◆ **The task**
Extract and list every line that contains the word "data".

─── Supplied material

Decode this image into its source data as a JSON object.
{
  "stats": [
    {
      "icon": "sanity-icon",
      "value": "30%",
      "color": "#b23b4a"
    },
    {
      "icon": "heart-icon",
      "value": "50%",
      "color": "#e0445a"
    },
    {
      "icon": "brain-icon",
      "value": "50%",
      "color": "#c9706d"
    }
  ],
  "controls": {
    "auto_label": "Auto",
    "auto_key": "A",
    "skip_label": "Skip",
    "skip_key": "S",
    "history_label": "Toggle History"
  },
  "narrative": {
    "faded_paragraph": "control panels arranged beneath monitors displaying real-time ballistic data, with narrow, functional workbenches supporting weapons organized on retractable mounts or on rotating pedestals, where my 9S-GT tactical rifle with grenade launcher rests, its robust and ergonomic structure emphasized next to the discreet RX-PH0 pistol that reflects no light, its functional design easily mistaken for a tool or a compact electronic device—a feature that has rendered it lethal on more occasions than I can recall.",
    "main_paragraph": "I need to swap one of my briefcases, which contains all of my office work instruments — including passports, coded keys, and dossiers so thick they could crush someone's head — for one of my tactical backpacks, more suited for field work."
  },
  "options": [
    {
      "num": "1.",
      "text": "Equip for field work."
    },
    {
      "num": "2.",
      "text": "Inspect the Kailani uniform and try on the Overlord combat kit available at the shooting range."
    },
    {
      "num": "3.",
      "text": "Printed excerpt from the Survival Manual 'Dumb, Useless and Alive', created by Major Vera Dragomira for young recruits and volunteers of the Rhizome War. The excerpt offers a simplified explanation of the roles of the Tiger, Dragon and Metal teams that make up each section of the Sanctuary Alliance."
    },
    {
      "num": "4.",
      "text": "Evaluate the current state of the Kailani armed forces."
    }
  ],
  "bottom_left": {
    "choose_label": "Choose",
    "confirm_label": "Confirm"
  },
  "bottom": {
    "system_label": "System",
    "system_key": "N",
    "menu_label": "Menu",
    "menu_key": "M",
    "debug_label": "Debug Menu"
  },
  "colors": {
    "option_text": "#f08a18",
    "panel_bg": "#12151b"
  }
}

──────

◆ **Answer to this exercise**
Decode this image into its source data as a JSON object.
    "faded_paragraph": "control panels arranged beneath monitors displaying real-time ballistic data, with narrow, functional workbenches supporting weapons organized on retractable mounts or on rotating pedestals, where my 9S-GT tactical rifle with grenade launcher rests, its robust and ergonomic structure emphasized next to the discreet RX-PH0 pistol that reflects no light, its functional design easily mistaken for a tool or a compact electronic device—a feature that has rendered it lethal on more occasions than I can recall.",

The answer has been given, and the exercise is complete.